GOAL OF THE EXERCISE: Format every line of the records below as a Markdown table with the columns Row and Line, where Row gives the line's number and Line holds its text, and leave out any blank lines.

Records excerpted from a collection
────
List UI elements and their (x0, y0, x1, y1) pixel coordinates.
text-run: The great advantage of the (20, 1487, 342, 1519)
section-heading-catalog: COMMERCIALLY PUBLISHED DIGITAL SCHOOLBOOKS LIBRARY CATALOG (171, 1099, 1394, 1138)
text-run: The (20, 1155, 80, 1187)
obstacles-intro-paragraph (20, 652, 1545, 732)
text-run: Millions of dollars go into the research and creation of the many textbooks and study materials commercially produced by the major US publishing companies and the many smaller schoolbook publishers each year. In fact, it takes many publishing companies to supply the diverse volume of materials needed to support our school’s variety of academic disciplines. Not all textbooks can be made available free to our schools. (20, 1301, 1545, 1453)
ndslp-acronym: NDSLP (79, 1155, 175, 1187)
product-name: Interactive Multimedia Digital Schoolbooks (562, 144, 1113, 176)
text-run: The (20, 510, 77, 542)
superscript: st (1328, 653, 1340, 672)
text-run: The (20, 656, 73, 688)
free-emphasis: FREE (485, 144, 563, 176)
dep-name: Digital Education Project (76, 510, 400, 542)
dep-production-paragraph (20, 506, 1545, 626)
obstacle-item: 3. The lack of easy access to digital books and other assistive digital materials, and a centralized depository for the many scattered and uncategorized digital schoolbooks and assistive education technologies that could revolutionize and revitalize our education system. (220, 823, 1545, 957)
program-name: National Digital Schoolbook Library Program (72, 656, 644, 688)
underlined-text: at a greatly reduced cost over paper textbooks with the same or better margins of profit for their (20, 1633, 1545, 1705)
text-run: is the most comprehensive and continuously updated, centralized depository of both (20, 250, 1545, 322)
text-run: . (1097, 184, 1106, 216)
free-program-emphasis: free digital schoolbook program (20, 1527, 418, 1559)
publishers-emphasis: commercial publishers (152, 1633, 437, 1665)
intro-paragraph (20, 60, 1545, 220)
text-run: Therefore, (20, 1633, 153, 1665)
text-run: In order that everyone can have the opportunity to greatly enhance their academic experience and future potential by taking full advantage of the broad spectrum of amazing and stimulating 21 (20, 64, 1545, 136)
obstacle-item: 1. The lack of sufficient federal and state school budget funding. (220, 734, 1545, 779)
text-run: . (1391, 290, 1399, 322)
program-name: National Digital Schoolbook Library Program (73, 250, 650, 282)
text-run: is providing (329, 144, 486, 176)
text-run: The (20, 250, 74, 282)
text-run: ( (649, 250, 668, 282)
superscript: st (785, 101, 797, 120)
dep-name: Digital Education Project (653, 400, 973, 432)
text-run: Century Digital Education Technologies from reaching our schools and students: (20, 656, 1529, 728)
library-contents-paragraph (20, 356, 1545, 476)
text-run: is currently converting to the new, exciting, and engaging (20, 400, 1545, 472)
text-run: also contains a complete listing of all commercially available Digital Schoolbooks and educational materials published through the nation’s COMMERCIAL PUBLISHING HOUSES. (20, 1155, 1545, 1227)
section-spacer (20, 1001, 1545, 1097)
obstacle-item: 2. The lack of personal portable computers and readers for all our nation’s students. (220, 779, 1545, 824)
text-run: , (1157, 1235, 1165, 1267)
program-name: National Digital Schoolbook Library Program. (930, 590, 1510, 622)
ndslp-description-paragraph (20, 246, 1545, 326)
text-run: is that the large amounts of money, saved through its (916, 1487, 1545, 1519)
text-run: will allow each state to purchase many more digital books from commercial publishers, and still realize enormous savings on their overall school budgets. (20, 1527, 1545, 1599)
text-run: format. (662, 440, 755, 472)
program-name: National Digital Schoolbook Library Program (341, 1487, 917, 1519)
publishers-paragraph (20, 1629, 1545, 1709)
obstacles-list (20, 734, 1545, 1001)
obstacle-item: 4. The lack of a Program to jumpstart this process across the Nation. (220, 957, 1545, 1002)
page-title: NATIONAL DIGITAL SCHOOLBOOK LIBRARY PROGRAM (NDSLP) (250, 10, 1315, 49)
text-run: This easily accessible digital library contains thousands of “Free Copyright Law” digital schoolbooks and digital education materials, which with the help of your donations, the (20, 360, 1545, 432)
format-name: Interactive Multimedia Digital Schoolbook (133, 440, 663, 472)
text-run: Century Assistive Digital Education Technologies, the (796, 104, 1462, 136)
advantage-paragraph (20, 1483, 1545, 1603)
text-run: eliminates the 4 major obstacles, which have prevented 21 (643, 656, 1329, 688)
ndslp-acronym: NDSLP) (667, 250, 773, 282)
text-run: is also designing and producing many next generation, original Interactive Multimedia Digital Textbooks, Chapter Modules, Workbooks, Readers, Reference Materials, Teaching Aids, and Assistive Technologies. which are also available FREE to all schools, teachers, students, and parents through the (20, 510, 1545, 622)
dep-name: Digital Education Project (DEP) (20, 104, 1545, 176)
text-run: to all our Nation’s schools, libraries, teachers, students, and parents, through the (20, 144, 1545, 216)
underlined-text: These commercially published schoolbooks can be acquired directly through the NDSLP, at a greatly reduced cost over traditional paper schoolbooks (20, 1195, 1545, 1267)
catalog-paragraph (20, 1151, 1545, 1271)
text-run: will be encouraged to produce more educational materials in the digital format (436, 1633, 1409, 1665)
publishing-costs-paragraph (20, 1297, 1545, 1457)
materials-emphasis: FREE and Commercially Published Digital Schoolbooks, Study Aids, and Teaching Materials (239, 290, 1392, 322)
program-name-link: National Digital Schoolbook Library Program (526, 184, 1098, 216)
────
FINISHED EXERCISE:
| Row | Line |
|---|---|
| 1 | List UI elements and their (x0, y0, x1, y1) pixel coordinates. |
| 2 | text-run: The great advantage of the (20, 1487, 342, 1519) |
| 3 | section-heading-catalog: COMMERCIALLY PUBLISHED DIGITAL SCHOOLBOOKS LIBRARY CATALOG (171, 1099, 1394, 1138) |
| 4 | text-run: The (20, 1155, 80, 1187) |
| 5 | obstacles-intro-paragraph (20, 652, 1545, 732) |
| 6 | text-run: Millions of dollars go into the research and creation of the many textbooks and study materials commercially produced by the major US publishing companies and the many smaller schoolbook publishers each year. In fact, it takes many publishing companies to supply the diverse volume of materials needed to support our school’s variety of academic disciplines. Not all textbooks can be made available free to our schools. (20, 1301, 1545, 1453) |
| 7 | ndslp-acronym: NDSLP (79, 1155, 175, 1187) |
| 8 | product-name: Interactive Multimedia Digital Schoolbooks (562, 144, 1113, 176) |
| 9 | text-run: The (20, 510, 77, 542) |
| 10 | superscript: st (1328, 653, 1340, 672) |
| 11 | text-run: The (20, 656, 73, 688) |
| 12 | free-emphasis: FREE (485, 144, 563, 176) |
| 13 | dep-name: Digital Education Project (76, 510, 400, 542) |
| 14 | dep-production-paragraph (20, 506, 1545, 626) |
| 15 | obstacle-item: 3. The lack of easy access to digital books and other assistive digital materials, and a centralized depository for the many scattered and uncategorized digital schoolbooks and assistive education technologies that could revolutionize and revitalize our education system. (220, 823, 1545, 957) |
| 16 | program-name: National Digital Schoolbook Library Program (72, 656, 644, 688) |
| 17 | underlined-text: at a greatly reduced cost over paper textbooks with the same or better margins of profit for their (20, 1633, 1545, 1705) |
| 18 | text-run: is the most comprehensive and continuously updated, centralized depository of both (20, 250, 1545, 322) |
| 19 | text-run: . (1097, 184, 1106, 216) |
| 20 | free-program-emphasis: free digital schoolbook program (20, 1527, 418, 1559) |
| 21 | publishers-emphasis: commercial publishers (152, 1633, 437, 1665) |
| 22 | intro-paragraph (20, 60, 1545, 220) |
| 23 | text-run: Therefore, (20, 1633, 153, 1665) |
| 24 | text-run: In order that everyone can have the opportunity to greatly enhance their academic experience and future potential by taking full advantage of the broad spectrum of amazing and stimulating 21 (20, 64, 1545, 136) |
| 25 | obstacle-item: 1. The lack of sufficient federal and state school budget funding. (220, 734, 1545, 779) |
| 26 | text-run: . (1391, 290, 1399, 322) |
| 27 | program-name: National Digital Schoolbook Library Program (73, 250, 650, 282) |
| 28 | text-run: is providing (329, 144, 486, 176) |
| 29 | text-run: The (20, 250, 74, 282) |
| 30 | text-run: ( (649, 250, 668, 282) |
| 31 | superscript: st (785, 101, 797, 120) |
| 32 | dep-name: Digital Education Project (653, 400, 973, 432) |
| 33 | text-run: Century Digital Education Technologies from reaching our schools and students: (20, 656, 1529, 728) |
| 34 | library-contents-paragraph (20, 356, 1545, 476) |
| 35 | text-run: is currently converting to the new, exciting, and engaging (20, 400, 1545, 472) |
| 36 | text-run: also contains a complete listing of all commercially available Digital Schoolbooks and educational materials published through the nation’s COMMERCIAL PUBLISHING HOUSES. (20, 1155, 1545, 1227) |
| 37 | section-spacer (20, 1001, 1545, 1097) |
| 38 | obstacle-item: 2. The lack of personal portable computers and readers for all our nation’s students. (220, 779, 1545, 824) |
| 39 | text-run: , (1157, 1235, 1165, 1267) |
| 40 | program-name: National Digital Schoolbook Library Program. (930, 590, 1510, 622) |
| 41 | ndslp-description-paragraph (20, 246, 1545, 326) |
| 42 | text-run: is that the large amounts of money, saved through its (916, 1487, 1545, 1519) |
| 43 | text-run: will allow each state to purchase many more digital books from commercial publishers, and still realize enormous savings on their overall school budgets. (20, 1527, 1545, 1599) |
| 44 | text-run: format. (662, 440, 755, 472) |
| 45 | program-name: National Digital Schoolbook Library Program (341, 1487, 917, 1519) |
| 46 | publishers-paragraph (20, 1629, 1545, 1709) |
| 47 | obstacles-list (20, 734, 1545, 1001) |
| 48 | obstacle-item: 4. The lack of a Program to jumpstart this process across the Nation. (220, 957, 1545, 1002) |
| 49 | page-title: NATIONAL DIGITAL SCHOOLBOOK LIBRARY PROGRAM (NDSLP) (250, 10, 1315, 49) |
| 50 | text-run: This easily accessible digital library contains thousands of “Free Copyright Law” digital schoolbooks and digital education materials, which with the help of your donations, the (20, 360, 1545, 432) |
| 51 | format-name: Interactive Multimedia Digital Schoolbook (133, 440, 663, 472) |
| 52 | text-run: Century Assistive Digital Education Technologies, the (796, 104, 1462, 136) |
| 53 | advantage-paragraph (20, 1483, 1545, 1603) |
| 54 | text-run: eliminates the 4 major obstacles, which have prevented 21 (643, 656, 1329, 688) |
| 55 | ndslp-acronym: NDSLP) (667, 250, 773, 282) |
| 56 | text-run: is also designing and producing many next generation, original Interactive Multimedia Digital Textbooks, Chapter Modules, Workbooks, Readers, Reference Materials, Teaching Aids, and Assistive Technologies. which are also available FREE to all schools, teachers, students, and parents through the (20, 510, 1545, 622) |
| 57 | dep-name: Digital Education Project (DEP) (20, 104, 1545, 176) |
| 58 | text-run: to all our Nation’s schools, libraries, teachers, students, and parents, through the (20, 144, 1545, 216) |
| 59 | underlined-text: These commercially published schoolbooks can be acquired directly through the NDSLP, at a greatly reduced cost over traditional paper schoolbooks (20, 1195, 1545, 1267) |
| 60 | catalog-paragraph (20, 1151, 1545, 1271) |
| 61 | text-run: will be encouraged to produce more educational materials in the digital format (436, 1633, 1409, 1665) |
| 62 | publishing-costs-paragraph (20, 1297, 1545, 1457) |
| 63 | materials-emphasis: FREE and Commercially Published Digital Schoolbooks, Study Aids, and Teaching Materials (239, 290, 1392, 322) |
| 64 | program-name-link: National Digital Schoolbook Library Program (526, 184, 1098, 216) |